[Start Extracted records]

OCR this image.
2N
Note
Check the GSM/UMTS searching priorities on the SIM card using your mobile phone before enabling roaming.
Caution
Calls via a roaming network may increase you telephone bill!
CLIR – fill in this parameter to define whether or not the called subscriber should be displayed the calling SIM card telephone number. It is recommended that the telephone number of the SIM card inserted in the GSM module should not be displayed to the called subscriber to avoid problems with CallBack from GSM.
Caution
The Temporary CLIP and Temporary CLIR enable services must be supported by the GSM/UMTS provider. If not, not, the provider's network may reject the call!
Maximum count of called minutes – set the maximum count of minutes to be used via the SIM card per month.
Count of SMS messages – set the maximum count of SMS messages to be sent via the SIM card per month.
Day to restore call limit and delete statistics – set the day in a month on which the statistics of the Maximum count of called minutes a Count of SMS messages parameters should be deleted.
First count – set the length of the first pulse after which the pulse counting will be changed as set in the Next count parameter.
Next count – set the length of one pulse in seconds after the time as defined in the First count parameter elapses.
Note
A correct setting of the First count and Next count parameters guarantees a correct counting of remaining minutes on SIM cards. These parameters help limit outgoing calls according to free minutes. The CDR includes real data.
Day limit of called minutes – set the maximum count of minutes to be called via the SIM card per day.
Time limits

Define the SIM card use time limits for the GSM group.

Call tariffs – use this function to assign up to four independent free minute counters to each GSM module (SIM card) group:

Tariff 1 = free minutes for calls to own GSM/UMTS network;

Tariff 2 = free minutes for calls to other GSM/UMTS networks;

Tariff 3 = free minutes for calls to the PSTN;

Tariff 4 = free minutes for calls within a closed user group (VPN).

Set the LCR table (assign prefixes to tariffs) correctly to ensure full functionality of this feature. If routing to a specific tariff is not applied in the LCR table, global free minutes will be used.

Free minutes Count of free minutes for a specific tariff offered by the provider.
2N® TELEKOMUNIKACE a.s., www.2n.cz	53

[End Extracted records]

> **Work to do**
Only lines holding the string "telephone" are wanted; gather each one from the entries above.

> **Written answer**
Calls via a roaming network may increase you telephone bill!
CLIR – fill in this parameter to define whether or not the called subscriber should be displayed the calling SIM card telephone number. It is recommended that the telephone number of the SIM card inserted in the GSM module should not be displayed to the called subscriber to avoid problems with CallBack from GSM.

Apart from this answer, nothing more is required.